[Exercise details] All records must be quoted exactly. Omit the pictures.

[Information provided]

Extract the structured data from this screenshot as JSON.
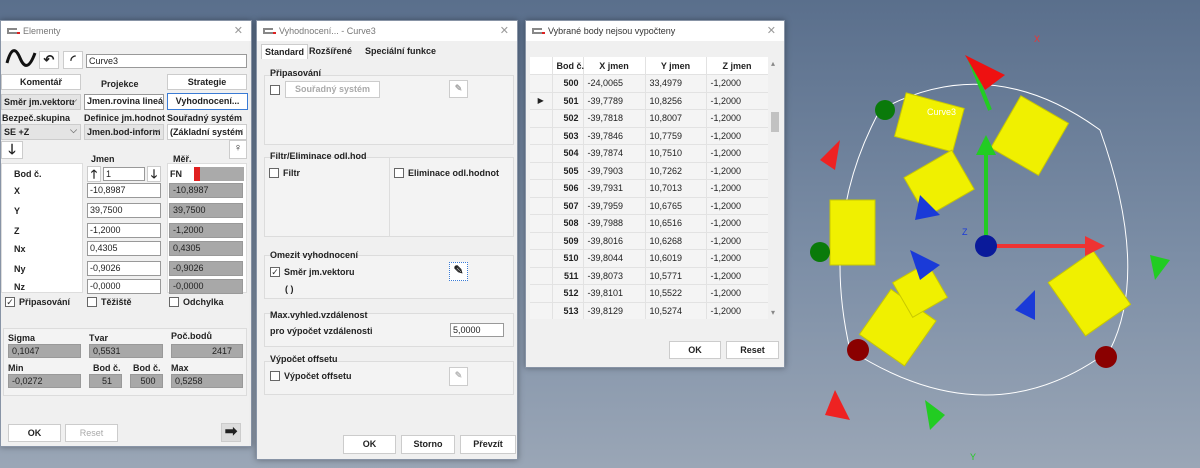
{
  "elementy": {
    "title": "Elementy",
    "name": "Curve3",
    "komentar": "Komentář",
    "projekce": "Projekce",
    "strategie": "Strategie",
    "smer": "Směr jm.vektoru",
    "rovina": "Jmen.rovina lineárně",
    "vyhodnoceni": "Vyhodnocení...",
    "bezpec": "Bezpeč.skupina",
    "definice": "Definice jm.hodnot",
    "soursys": "Souřadný systém",
    "bezpec_val": "SE +Z",
    "definice_val": "Jmen.bod-inform",
    "soursys_val": "(Základní systém",
    "jmen": "Jmen",
    "mer": "Měř.",
    "bod": "Bod č.",
    "bod_val": "1",
    "fn": "FN",
    "rows": [
      {
        "l": "X",
        "j": "-10,8987",
        "m": "-10,8987"
      },
      {
        "l": "Y",
        "j": "39,7500",
        "m": "39,7500"
      },
      {
        "l": "Z",
        "j": "-1,2000",
        "m": "-1,2000"
      },
      {
        "l": "Nx",
        "j": "0,4305",
        "m": "0,4305"
      },
      {
        "l": "Ny",
        "j": "-0,9026",
        "m": "-0,9026"
      },
      {
        "l": "Nz",
        "j": "-0,0000",
        "m": "-0,0000"
      }
    ],
    "pripasovani": "Připasování",
    "teziste": "Těžiště",
    "odchylka": "Odchylka",
    "sigma": "Sigma",
    "sigma_val": "0,1047",
    "tvar": "Tvar",
    "tvar_val": "0,5531",
    "pocbodu": "Poč.bodů",
    "pocbodu_val": "2417",
    "min": "Min",
    "min_val": "-0,0272",
    "bod1": "Bod č.",
    "bod1_val": "51",
    "bod2": "Bod č.",
    "bod2_val": "500",
    "max": "Max",
    "max_val": "0,5258",
    "ok": "OK",
    "reset": "Reset"
  },
  "vyh": {
    "title": "Vyhodnocení... - Curve3",
    "tabs": [
      "Standard",
      "Rozšířené",
      "Speciální funkce"
    ],
    "g1": "Připasování",
    "soursys": "Souřadný systém",
    "g2": "Filtr/Eliminace odl.hod",
    "filtr": "Filtr",
    "elim": "Eliminace odl.hodnot",
    "g3": "Omezit vyhodnocení",
    "smer": "Směr jm.vektoru",
    "paren": "( )",
    "g4": "Max.vyhled.vzdálenost",
    "pro": "pro výpočet vzdálenosti",
    "pro_val": "5,0000",
    "g5": "Výpočet offsetu",
    "offset": "Výpočet offsetu",
    "ok": "OK",
    "storno": "Storno",
    "prevzit": "Převzít"
  },
  "body": {
    "title": "Vybrané body nejsou vypočteny",
    "headers": [
      "Bod č.",
      "X jmen",
      "Y jmen",
      "Z jmen"
    ],
    "rows": [
      [
        "500",
        "-24,0065",
        "33,4979",
        "-1,2000"
      ],
      [
        "501",
        "-39,7789",
        "10,8256",
        "-1,2000"
      ],
      [
        "502",
        "-39,7818",
        "10,8007",
        "-1,2000"
      ],
      [
        "503",
        "-39,7846",
        "10,7759",
        "-1,2000"
      ],
      [
        "504",
        "-39,7874",
        "10,7510",
        "-1,2000"
      ],
      [
        "505",
        "-39,7903",
        "10,7262",
        "-1,2000"
      ],
      [
        "506",
        "-39,7931",
        "10,7013",
        "-1,2000"
      ],
      [
        "507",
        "-39,7959",
        "10,6765",
        "-1,2000"
      ],
      [
        "508",
        "-39,7988",
        "10,6516",
        "-1,2000"
      ],
      [
        "509",
        "-39,8016",
        "10,6268",
        "-1,2000"
      ],
      [
        "510",
        "-39,8044",
        "10,6019",
        "-1,2000"
      ],
      [
        "511",
        "-39,8073",
        "10,5771",
        "-1,2000"
      ],
      [
        "512",
        "-39,8101",
        "10,5522",
        "-1,2000"
      ],
      [
        "513",
        "-39,8129",
        "10,5274",
        "-1,2000"
      ]
    ],
    "selected_row": 1,
    "ok": "OK",
    "reset": "Reset"
  },
  "scene": {
    "label": "Curve3",
    "axis_x": "X",
    "axis_y": "Y",
    "axis_z": "Z"
  }
}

[Answer]
Extract the structured data from this screenshot as JSON.
{
  "elementy": {
    "title": "Elementy",
    "name": "Curve3",
    "komentar": "Komentář",
    "projekce": "Projekce",
    "strategie": "Strategie",
    "smer": "Směr jm.vektoru",
    "rovina": "Jmen.rovina lineárně",
    "vyhodnoceni": "Vyhodnocení...",
    "bezpec": "Bezpeč.skupina",
    "definice": "Definice jm.hodnot",
    "soursys": "Souřadný systém",
    "bezpec_val": "SE +Z",
    "definice_val": "Jmen.bod-inform",
    "soursys_val": "(Základní systém",
    "jmen": "Jmen",
    "mer": "Měř.",
    "bod": "Bod č.",
    "bod_val": "1",
    "fn": "FN",
    "rows": [
      {
        "l": "X",
        "j": "-10,8987",
        "m": "-10,8987"
      },
      {
        "l": "Y",
        "j": "39,7500",
        "m": "39,7500"
      },
      {
        "l": "Z",
        "j": "-1,2000",
        "m": "-1,2000"
      },
      {
        "l": "Nx",
        "j": "0,4305",
        "m": "0,4305"
      },
      {
        "l": "Ny",
        "j": "-0,9026",
        "m": "-0,9026"
      },
      {
        "l": "Nz",
        "j": "-0,0000",
        "m": "-0,0000"
      }
    ],
    "pripasovani": "Připasování",
    "teziste": "Těžiště",
    "odchylka": "Odchylka",
    "sigma": "Sigma",
    "sigma_val": "0,1047",
    "tvar": "Tvar",
    "tvar_val": "0,5531",
    "pocbodu": "Poč.bodů",
    "pocbodu_val": "2417",
    "min": "Min",
    "min_val": "-0,0272",
    "bod1": "Bod č.",
    "bod1_val": "51",
    "bod2": "Bod č.",
    "bod2_val": "500",
    "max": "Max",
    "max_val": "0,5258",
    "ok": "OK",
    "reset": "Reset"
  },
  "vyh": {
    "title": "Vyhodnocení... - Curve3",
    "tabs": [
      "Standard",
      "Rozšířené",
      "Speciální funkce"
    ],
    "g1": "Připasování",
    "soursys": "Souřadný systém",
    "g2": "Filtr/Eliminace odl.hod",
    "filtr": "Filtr",
    "elim": "Eliminace odl.hodnot",
    "g3": "Omezit vyhodnocení",
    "smer": "Směr jm.vektoru",
    "paren": "( )",
    "g4": "Max.vyhled.vzdálenost",
    "pro": "pro výpočet vzdálenosti",
    "pro_val": "5,0000",
    "g5": "Výpočet offsetu",
    "offset": "Výpočet offsetu",
    "ok": "OK",
    "storno": "Storno",
    "prevzit": "Převzít"
  },
  "body": {
    "title": "Vybrané body nejsou vypočteny",
    "headers": [
      "Bod č.",
      "X jmen",
      "Y jmen",
      "Z jmen"
    ],
    "rows": [
      [
        "500",
        "-24,0065",
        "33,4979",
        "-1,2000"
      ],
      [
        "501",
        "-39,7789",
        "10,8256",
        "-1,2000"
      ],
      [
        "502",
        "-39,7818",
        "10,8007",
        "-1,2000"
      ],
      [
        "503",
        "-39,7846",
        "10,7759",
        "-1,2000"
      ],
      [
        "504",
        "-39,7874",
        "10,7510",
        "-1,2000"
      ],
      [
        "505",
        "-39,7903",
        "10,7262",
        "-1,2000"
      ],
      [
        "506",
        "-39,7931",
        "10,7013",
        "-1,2000"
      ],
      [
        "507",
        "-39,7959",
        "10,6765",
        "-1,2000"
      ],
      [
        "508",
        "-39,7988",
        "10,6516",
        "-1,2000"
      ],
      [
        "509",
        "-39,8016",
        "10,6268",
        "-1,2000"
      ],
      [
        "510",
        "-39,8044",
        "10,6019",
        "-1,2000"
      ],
      [
        "511",
        "-39,8073",
        "10,5771",
        "-1,2000"
      ],
      [
        "512",
        "-39,8101",
        "10,5522",
        "-1,2000"
      ],
      [
        "513",
        "-39,8129",
        "10,5274",
        "-1,2000"
      ]
    ],
    "selected_row": 1,
    "ok": "OK",
    "reset": "Reset"
  },
  "scene": {
    "label": "Curve3",
    "axis_x": "X",
    "axis_y": "Y",
    "axis_z": "Z"
  }
}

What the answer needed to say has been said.